> [Requirement]
Repeat the lines below exactly as they appear, but leave out the images.

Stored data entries
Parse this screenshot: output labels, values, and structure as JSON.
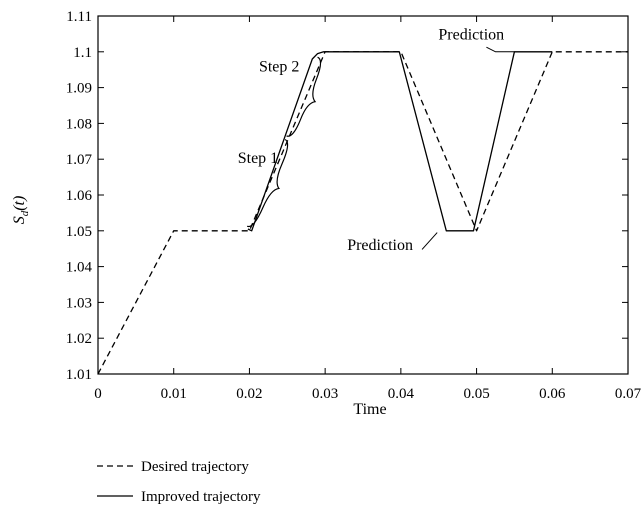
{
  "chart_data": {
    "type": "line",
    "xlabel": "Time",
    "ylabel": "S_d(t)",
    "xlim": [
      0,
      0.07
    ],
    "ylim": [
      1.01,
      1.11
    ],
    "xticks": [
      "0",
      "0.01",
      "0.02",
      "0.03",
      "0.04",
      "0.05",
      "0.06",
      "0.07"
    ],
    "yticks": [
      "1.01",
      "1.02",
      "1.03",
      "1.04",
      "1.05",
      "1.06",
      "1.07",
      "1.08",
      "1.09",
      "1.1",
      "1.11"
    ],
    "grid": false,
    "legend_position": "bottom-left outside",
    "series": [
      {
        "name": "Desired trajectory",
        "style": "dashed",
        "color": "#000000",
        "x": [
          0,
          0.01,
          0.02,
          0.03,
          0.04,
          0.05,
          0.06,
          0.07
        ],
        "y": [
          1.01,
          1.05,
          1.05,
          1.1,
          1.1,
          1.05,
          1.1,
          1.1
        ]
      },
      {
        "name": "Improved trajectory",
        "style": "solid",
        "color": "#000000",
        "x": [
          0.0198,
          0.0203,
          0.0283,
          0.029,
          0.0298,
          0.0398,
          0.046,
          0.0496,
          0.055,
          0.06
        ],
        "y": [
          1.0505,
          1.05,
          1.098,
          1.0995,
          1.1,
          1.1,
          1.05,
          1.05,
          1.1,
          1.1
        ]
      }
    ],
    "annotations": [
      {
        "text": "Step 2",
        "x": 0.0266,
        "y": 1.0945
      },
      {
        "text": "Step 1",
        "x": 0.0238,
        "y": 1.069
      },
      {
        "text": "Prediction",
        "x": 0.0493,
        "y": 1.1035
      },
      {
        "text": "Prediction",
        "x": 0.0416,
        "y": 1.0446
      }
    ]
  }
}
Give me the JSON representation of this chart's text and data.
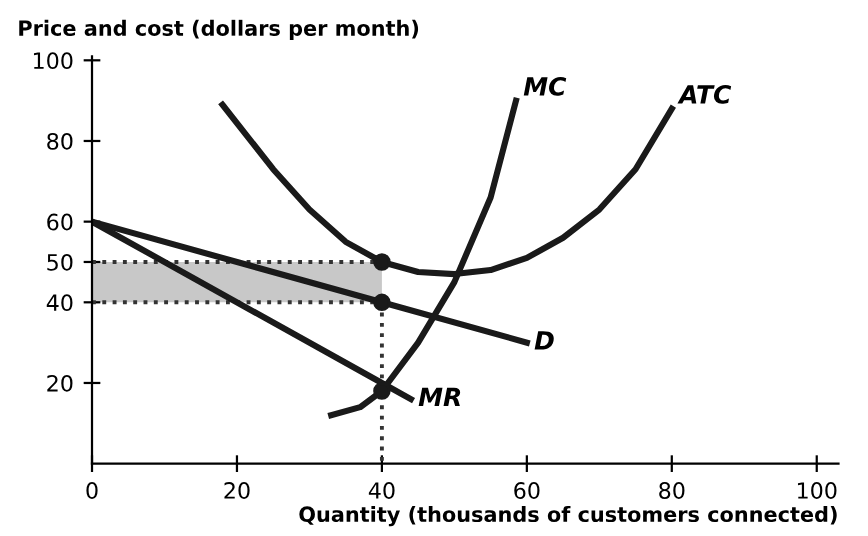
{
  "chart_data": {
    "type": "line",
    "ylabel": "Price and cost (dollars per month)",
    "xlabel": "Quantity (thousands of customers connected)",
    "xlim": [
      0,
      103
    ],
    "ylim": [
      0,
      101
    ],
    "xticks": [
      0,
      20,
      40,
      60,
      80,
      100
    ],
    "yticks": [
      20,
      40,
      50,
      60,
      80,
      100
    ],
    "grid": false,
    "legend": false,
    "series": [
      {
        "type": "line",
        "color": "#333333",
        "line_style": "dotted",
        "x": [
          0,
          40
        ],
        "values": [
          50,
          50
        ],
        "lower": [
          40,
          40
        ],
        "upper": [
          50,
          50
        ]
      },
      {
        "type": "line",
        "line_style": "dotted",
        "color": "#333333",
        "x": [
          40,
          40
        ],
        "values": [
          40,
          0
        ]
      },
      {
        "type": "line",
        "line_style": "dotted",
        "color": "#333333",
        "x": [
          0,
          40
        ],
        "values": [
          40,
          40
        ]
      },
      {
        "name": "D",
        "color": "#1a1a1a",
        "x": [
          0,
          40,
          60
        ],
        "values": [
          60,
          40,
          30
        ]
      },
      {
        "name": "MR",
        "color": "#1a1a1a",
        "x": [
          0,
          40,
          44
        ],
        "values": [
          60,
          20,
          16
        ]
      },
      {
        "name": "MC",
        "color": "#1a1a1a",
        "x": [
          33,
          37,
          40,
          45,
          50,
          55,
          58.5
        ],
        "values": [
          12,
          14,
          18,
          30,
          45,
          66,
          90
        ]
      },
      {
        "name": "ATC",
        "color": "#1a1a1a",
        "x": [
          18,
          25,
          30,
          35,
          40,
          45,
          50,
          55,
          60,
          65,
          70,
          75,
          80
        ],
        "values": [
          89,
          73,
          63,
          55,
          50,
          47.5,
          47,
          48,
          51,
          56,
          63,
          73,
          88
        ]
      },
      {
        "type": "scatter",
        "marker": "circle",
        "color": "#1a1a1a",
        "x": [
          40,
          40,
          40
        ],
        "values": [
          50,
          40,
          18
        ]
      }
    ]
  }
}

> [Expected answer]
Parse this screenshot: output labels, values, and structure as JSON.
{
  "chart_data": {
    "type": "line",
    "xlabel": "Time",
    "ylabel": "S_d(t)",
    "xlim": [
      0,
      0.07
    ],
    "ylim": [
      1.01,
      1.11
    ],
    "xticks": [
      "0",
      "0.01",
      "0.02",
      "0.03",
      "0.04",
      "0.05",
      "0.06",
      "0.07"
    ],
    "yticks": [
      "1.01",
      "1.02",
      "1.03",
      "1.04",
      "1.05",
      "1.06",
      "1.07",
      "1.08",
      "1.09",
      "1.1",
      "1.11"
    ],
    "grid": false,
    "legend_position": "bottom-left outside",
    "series": [
      {
        "name": "Desired trajectory",
        "style": "dashed",
        "color": "#000000",
        "x": [
          0,
          0.01,
          0.02,
          0.03,
          0.04,
          0.05,
          0.06,
          0.07
        ],
        "y": [
          1.01,
          1.05,
          1.05,
          1.1,
          1.1,
          1.05,
          1.1,
          1.1
        ]
      },
      {
        "name": "Improved trajectory",
        "style": "solid",
        "color": "#000000",
        "x": [
          0.0198,
          0.0203,
          0.0283,
          0.029,
          0.0298,
          0.0398,
          0.046,
          0.0496,
          0.055,
          0.06
        ],
        "y": [
          1.0505,
          1.05,
          1.098,
          1.0995,
          1.1,
          1.1,
          1.05,
          1.05,
          1.1,
          1.1
        ]
      }
    ],
    "annotations": [
      {
        "text": "Step 2",
        "x": 0.0266,
        "y": 1.0945
      },
      {
        "text": "Step 1",
        "x": 0.0238,
        "y": 1.069
      },
      {
        "text": "Prediction",
        "x": 0.0493,
        "y": 1.1035
      },
      {
        "text": "Prediction",
        "x": 0.0416,
        "y": 1.0446
      }
    ]
  }
}
Give me the JSON representation of this chart's text and data.
{
  "chart_data": {
    "type": "line",
    "ylabel": "Price and cost (dollars per month)",
    "xlabel": "Quantity (thousands of customers connected)",
    "xlim": [
      0,
      103
    ],
    "ylim": [
      0,
      101
    ],
    "xticks": [
      0,
      20,
      40,
      60,
      80,
      100
    ],
    "yticks": [
      20,
      40,
      50,
      60,
      80,
      100
    ],
    "grid": false,
    "legend": false,
    "series": [
      {
        "type": "line",
        "color": "#333333",
        "line_style": "dotted",
        "x": [
          0,
          40
        ],
        "values": [
          50,
          50
        ],
        "lower": [
          40,
          40
        ],
        "upper": [
          50,
          50
        ]
      },
      {
        "type": "line",
        "line_style": "dotted",
        "color": "#333333",
        "x": [
          40,
          40
        ],
        "values": [
          40,
          0
        ]
      },
      {
        "type": "line",
        "line_style": "dotted",
        "color": "#333333",
        "x": [
          0,
          40
        ],
        "values": [
          40,
          40
        ]
      },
      {
        "name": "D",
        "color": "#1a1a1a",
        "x": [
          0,
          40,
          60
        ],
        "values": [
          60,
          40,
          30
        ]
      },
      {
        "name": "MR",
        "color": "#1a1a1a",
        "x": [
          0,
          40,
          44
        ],
        "values": [
          60,
          20,
          16
        ]
      },
      {
        "name": "MC",
        "color": "#1a1a1a",
        "x": [
          33,
          37,
          40,
          45,
          50,
          55,
          58.5
        ],
        "values": [
          12,
          14,
          18,
          30,
          45,
          66,
          90
        ]
      },
      {
        "name": "ATC",
        "color": "#1a1a1a",
        "x": [
          18,
          25,
          30,
          35,
          40,
          45,
          50,
          55,
          60,
          65,
          70,
          75,
          80
        ],
        "values": [
          89,
          73,
          63,
          55,
          50,
          47.5,
          47,
          48,
          51,
          56,
          63,
          73,
          88
        ]
      },
      {
        "type": "scatter",
        "marker": "circle",
        "color": "#1a1a1a",
        "x": [
          40,
          40,
          40
        ],
        "values": [
          50,
          40,
          18
        ]
      }
    ]
  }
}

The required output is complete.